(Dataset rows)
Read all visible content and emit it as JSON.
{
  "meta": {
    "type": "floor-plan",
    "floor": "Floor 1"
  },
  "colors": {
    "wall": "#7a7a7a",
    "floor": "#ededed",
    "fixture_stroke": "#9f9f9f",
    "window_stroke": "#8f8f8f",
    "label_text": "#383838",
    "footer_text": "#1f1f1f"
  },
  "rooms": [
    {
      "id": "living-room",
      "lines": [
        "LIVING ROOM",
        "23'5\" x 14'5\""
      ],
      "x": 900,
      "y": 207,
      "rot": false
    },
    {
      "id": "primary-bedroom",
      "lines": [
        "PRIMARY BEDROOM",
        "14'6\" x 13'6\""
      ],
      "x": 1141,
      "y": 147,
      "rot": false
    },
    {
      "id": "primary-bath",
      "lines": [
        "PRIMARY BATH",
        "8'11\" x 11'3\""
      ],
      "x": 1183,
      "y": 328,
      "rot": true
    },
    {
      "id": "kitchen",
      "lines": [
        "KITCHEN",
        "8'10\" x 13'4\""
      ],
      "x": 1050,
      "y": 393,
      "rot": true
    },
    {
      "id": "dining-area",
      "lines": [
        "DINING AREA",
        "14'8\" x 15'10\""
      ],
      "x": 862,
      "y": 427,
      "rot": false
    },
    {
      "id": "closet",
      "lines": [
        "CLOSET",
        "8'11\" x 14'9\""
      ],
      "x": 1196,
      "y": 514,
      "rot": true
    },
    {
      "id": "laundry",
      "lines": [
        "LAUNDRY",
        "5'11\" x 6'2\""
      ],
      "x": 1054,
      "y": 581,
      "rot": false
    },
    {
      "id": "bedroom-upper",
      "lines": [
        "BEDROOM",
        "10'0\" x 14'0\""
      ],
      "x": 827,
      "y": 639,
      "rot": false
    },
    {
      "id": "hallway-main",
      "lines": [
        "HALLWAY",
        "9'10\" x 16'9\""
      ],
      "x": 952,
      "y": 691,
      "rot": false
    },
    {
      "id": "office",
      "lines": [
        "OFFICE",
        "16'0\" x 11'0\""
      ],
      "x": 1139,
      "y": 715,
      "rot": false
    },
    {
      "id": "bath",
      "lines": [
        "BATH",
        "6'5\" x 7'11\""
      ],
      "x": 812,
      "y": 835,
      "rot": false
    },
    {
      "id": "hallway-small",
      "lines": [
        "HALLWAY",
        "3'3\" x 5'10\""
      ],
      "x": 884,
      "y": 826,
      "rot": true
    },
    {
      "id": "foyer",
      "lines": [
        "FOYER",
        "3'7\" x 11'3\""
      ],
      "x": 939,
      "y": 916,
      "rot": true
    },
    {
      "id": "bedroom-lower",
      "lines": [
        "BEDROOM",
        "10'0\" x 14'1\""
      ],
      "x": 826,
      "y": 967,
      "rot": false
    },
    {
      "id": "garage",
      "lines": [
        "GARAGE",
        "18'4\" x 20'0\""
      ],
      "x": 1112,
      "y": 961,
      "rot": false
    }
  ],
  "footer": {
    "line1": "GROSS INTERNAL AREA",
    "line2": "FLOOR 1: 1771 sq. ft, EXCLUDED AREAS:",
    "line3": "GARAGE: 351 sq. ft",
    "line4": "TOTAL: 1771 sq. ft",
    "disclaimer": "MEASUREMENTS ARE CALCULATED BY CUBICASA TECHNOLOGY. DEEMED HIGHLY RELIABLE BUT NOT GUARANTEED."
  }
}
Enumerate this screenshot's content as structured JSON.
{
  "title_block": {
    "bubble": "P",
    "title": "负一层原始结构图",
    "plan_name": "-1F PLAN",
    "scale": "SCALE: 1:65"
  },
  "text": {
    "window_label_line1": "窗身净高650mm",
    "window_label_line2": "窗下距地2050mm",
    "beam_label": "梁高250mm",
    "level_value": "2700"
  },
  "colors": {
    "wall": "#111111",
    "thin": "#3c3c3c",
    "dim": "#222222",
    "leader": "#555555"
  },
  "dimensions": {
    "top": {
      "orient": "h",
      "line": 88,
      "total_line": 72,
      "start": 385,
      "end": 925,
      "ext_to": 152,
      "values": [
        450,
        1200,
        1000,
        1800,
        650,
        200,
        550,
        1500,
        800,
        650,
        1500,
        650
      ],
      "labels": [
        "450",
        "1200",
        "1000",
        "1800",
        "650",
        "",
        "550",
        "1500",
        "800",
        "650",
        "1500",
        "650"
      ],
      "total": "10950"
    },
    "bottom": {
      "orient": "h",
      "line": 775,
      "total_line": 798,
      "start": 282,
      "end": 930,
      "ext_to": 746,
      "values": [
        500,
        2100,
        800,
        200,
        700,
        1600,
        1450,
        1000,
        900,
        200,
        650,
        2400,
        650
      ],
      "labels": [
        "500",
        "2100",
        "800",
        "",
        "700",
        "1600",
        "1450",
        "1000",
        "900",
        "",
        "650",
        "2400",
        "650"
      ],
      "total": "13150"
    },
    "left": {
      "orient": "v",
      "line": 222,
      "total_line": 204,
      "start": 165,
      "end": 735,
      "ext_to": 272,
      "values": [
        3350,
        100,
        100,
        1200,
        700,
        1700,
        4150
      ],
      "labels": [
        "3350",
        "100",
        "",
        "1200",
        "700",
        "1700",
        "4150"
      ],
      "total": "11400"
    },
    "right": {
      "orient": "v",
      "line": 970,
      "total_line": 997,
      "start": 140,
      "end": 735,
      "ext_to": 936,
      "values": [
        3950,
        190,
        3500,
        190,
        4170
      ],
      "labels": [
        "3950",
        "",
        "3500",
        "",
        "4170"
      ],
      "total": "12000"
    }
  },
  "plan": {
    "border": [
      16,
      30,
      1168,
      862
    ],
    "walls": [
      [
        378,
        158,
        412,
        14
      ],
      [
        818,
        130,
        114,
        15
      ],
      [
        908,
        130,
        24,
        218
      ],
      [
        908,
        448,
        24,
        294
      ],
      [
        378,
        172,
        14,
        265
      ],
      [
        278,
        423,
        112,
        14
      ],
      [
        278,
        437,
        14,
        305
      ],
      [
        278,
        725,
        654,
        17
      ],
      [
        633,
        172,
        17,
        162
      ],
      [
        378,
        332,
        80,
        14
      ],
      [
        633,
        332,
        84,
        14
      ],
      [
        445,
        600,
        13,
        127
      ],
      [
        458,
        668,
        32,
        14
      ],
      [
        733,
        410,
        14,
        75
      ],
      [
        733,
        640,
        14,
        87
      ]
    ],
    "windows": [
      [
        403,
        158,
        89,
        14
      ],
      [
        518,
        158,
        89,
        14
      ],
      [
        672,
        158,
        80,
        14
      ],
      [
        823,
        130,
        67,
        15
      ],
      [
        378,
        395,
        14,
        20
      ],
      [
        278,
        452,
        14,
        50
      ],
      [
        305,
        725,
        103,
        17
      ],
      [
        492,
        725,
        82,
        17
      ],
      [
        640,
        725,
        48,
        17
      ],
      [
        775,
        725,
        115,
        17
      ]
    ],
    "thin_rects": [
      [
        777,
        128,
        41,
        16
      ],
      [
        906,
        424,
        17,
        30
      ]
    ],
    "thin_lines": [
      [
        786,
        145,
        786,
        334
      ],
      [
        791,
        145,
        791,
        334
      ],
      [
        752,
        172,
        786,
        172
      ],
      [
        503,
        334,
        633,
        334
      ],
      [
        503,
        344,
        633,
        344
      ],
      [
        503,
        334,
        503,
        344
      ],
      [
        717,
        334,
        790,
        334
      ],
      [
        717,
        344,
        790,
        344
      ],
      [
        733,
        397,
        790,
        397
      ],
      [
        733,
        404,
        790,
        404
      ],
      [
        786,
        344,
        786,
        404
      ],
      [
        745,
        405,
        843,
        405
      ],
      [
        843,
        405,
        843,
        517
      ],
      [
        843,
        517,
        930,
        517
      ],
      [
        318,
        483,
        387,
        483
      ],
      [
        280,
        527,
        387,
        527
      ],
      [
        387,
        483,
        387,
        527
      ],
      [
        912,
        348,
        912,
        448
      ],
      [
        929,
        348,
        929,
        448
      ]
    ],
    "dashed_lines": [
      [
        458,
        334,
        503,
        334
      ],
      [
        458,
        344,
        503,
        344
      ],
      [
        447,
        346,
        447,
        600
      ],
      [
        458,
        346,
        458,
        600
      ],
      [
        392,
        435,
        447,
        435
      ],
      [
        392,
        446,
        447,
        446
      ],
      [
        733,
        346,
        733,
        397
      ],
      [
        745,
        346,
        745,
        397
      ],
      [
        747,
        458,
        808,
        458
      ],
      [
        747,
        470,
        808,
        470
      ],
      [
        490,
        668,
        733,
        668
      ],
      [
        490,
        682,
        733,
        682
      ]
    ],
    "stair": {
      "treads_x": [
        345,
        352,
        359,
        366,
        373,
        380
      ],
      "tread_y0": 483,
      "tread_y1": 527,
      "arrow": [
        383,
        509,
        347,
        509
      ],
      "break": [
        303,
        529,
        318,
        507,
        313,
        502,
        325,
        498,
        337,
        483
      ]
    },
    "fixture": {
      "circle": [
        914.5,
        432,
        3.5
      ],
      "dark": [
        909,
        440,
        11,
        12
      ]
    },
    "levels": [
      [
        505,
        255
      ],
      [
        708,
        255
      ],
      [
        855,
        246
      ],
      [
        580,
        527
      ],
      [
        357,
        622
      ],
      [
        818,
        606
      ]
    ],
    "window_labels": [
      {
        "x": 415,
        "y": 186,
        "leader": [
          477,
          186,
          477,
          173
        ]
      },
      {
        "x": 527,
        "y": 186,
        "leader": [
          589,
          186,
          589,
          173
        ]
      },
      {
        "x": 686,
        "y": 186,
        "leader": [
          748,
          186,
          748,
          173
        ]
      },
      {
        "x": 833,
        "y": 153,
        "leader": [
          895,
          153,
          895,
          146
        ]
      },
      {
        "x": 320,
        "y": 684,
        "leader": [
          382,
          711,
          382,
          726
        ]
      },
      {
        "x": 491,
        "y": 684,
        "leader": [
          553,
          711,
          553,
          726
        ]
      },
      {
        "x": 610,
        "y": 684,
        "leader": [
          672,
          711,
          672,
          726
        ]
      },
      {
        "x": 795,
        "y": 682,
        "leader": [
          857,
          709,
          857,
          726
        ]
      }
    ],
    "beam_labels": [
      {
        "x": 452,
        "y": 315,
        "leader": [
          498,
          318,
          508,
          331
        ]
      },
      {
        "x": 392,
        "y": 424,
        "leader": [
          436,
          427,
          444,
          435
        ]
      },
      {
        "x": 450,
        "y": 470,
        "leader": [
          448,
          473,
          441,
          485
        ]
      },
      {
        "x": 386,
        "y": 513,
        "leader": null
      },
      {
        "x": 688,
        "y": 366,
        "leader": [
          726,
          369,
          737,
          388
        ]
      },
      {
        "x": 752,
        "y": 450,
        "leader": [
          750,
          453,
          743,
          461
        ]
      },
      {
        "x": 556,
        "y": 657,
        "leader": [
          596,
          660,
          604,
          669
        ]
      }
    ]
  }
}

| What the exercise asks |
Locate all lines holding the word "JSON", then copy them out.

| Exercise answer |
Read all visible content and emit it as JSON.
Enumerate this screenshot's content as structured JSON.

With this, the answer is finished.